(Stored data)
────────────────────────────────────────
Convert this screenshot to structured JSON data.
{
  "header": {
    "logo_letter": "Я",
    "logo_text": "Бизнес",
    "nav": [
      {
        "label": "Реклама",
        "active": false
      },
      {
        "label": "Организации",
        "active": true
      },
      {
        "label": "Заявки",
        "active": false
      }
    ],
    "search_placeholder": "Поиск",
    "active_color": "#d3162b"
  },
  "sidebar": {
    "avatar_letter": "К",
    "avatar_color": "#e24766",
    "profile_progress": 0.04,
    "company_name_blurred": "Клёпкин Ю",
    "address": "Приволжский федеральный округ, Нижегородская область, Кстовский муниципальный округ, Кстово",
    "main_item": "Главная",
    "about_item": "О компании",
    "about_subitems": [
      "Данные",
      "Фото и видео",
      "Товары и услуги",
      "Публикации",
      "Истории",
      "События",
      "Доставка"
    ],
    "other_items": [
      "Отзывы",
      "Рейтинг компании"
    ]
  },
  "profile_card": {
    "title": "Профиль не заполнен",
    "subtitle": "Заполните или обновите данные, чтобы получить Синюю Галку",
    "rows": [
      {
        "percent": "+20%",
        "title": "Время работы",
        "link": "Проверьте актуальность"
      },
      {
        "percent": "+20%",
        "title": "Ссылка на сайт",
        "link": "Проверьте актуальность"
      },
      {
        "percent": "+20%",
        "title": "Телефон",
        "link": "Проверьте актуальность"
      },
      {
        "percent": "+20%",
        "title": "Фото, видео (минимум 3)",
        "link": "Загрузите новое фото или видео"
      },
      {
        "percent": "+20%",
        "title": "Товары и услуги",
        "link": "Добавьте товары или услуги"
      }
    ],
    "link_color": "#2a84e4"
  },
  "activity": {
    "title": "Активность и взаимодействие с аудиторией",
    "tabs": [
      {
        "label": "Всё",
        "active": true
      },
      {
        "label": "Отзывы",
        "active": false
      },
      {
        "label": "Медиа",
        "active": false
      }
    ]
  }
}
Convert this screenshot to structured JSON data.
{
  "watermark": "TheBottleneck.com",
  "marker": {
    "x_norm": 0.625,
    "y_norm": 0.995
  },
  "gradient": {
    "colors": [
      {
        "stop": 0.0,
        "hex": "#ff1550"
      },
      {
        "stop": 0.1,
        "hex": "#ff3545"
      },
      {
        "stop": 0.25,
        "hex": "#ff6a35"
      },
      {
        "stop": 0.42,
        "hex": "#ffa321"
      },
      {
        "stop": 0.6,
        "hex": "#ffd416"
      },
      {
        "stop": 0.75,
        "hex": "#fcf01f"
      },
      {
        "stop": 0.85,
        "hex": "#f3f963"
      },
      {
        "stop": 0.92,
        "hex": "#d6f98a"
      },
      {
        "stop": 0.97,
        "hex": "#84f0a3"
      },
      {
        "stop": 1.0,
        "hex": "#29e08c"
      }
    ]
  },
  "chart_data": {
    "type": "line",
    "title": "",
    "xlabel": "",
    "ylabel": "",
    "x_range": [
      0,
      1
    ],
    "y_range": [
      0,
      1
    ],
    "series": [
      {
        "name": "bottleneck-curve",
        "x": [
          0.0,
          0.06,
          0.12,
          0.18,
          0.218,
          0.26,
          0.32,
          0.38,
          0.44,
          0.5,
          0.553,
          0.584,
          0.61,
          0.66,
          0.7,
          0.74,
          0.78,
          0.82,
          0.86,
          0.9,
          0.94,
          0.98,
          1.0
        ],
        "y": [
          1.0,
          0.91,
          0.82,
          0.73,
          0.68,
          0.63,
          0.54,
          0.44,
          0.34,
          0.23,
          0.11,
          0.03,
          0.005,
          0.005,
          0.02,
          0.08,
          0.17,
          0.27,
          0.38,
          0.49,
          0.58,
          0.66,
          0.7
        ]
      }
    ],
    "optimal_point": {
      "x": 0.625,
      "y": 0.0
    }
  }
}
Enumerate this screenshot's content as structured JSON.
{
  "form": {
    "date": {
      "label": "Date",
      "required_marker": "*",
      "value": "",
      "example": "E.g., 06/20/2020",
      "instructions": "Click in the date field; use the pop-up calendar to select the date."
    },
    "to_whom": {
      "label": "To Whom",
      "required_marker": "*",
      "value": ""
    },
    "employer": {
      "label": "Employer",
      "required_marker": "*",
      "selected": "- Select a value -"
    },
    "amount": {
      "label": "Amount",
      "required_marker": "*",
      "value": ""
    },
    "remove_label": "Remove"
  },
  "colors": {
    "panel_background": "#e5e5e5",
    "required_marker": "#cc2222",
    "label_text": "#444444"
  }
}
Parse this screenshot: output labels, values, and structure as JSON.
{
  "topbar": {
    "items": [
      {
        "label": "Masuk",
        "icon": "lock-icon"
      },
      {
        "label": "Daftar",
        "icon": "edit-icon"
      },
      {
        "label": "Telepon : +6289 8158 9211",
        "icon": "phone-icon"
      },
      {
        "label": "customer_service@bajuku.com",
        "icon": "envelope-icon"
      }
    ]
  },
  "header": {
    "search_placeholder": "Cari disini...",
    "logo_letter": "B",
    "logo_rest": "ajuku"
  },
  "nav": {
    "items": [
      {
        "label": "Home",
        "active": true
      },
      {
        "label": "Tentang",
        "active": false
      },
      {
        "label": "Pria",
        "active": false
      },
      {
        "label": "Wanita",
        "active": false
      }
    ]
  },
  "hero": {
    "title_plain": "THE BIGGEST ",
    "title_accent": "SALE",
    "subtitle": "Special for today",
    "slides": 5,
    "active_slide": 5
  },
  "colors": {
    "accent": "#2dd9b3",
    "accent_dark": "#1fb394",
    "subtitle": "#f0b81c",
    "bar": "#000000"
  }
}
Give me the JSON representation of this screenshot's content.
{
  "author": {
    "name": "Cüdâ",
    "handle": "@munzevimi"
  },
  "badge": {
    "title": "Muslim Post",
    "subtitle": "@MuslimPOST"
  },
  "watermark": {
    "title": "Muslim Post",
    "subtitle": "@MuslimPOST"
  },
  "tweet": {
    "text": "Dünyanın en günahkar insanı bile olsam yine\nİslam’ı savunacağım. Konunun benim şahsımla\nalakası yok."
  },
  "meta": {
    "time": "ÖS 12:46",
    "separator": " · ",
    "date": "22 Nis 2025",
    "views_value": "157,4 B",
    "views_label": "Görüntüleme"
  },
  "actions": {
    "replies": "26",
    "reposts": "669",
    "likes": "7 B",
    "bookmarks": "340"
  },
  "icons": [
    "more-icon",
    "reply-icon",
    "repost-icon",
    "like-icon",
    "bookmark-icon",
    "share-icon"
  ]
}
────────────────────────────────────────
### What is asked
Check the records above line by line and tally those holding the string "watermark". Answer with the number only.

### Solution to this task
2